>> start RECORDS FOR THE TASK
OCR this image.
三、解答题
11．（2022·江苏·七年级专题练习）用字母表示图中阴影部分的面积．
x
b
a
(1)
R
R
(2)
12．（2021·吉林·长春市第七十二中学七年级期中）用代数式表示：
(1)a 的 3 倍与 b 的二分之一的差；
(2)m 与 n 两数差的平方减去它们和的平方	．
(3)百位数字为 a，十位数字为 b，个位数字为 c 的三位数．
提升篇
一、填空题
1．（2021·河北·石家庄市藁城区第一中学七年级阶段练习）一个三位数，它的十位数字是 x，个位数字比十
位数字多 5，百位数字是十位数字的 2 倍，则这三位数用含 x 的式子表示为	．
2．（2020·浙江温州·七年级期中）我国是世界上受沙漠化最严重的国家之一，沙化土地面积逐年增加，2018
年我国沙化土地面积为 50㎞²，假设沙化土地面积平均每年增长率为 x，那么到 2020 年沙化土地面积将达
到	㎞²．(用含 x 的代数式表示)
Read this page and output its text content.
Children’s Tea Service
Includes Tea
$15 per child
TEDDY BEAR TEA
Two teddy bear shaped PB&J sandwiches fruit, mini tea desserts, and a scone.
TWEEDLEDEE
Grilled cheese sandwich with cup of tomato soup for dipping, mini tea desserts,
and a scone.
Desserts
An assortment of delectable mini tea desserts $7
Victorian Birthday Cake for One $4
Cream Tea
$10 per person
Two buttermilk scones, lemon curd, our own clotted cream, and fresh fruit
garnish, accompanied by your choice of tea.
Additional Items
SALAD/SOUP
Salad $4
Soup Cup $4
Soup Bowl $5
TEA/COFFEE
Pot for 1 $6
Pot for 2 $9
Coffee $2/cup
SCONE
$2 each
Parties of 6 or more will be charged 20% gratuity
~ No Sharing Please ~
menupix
>> end RECORDS FOR THE TASK
- _STATED TASK_
Write out the complete set of records exactly as given.

- _WRITTEN RESPONSE_
OCR this image.
三、解答题
11．（2022·江苏·七年级专题练习）用字母表示图中阴影部分的面积．
x
b
a
(1)
R
R
(2)
12．（2021·吉林·长春市第七十二中学七年级期中）用代数式表示：
(1)a 的 3 倍与 b 的二分之一的差；
(2)m 与 n 两数差的平方减去它们和的平方	．
(3)百位数字为 a，十位数字为 b，个位数字为 c 的三位数．
提升篇
一、填空题
1．（2021·河北·石家庄市藁城区第一中学七年级阶段练习）一个三位数，它的十位数字是 x，个位数字比十
位数字多 5，百位数字是十位数字的 2 倍，则这三位数用含 x 的式子表示为	．
2．（2020·浙江温州·七年级期中）我国是世界上受沙漠化最严重的国家之一，沙化土地面积逐年增加，2018
年我国沙化土地面积为 50㎞²，假设沙化土地面积平均每年增长率为 x，那么到 2020 年沙化土地面积将达
到	㎞²．(用含 x 的代数式表示)
Read this page and output its text content.
Children’s Tea Service
Includes Tea
$15 per child
TEDDY BEAR TEA
Two teddy bear shaped PB&J sandwiches fruit, mini tea desserts, and a scone.
TWEEDLEDEE
Grilled cheese sandwich with cup of tomato soup for dipping, mini tea desserts,
and a scone.
Desserts
An assortment of delectable mini tea desserts $7
Victorian Birthday Cake for One $4
Cream Tea
$10 per person
Two buttermilk scones, lemon curd, our own clotted cream, and fresh fruit
garnish, accompanied by your choice of tea.
Additional Items
SALAD/SOUP
Salad $4
Soup Cup $4
Soup Bowl $5
TEA/COFFEE
Pot for 1 $6
Pot for 2 $9
Coffee $2/cup
SCONE
$2 each
Parties of 6 or more will be charged 20% gratuity
~ No Sharing Please ~
menupix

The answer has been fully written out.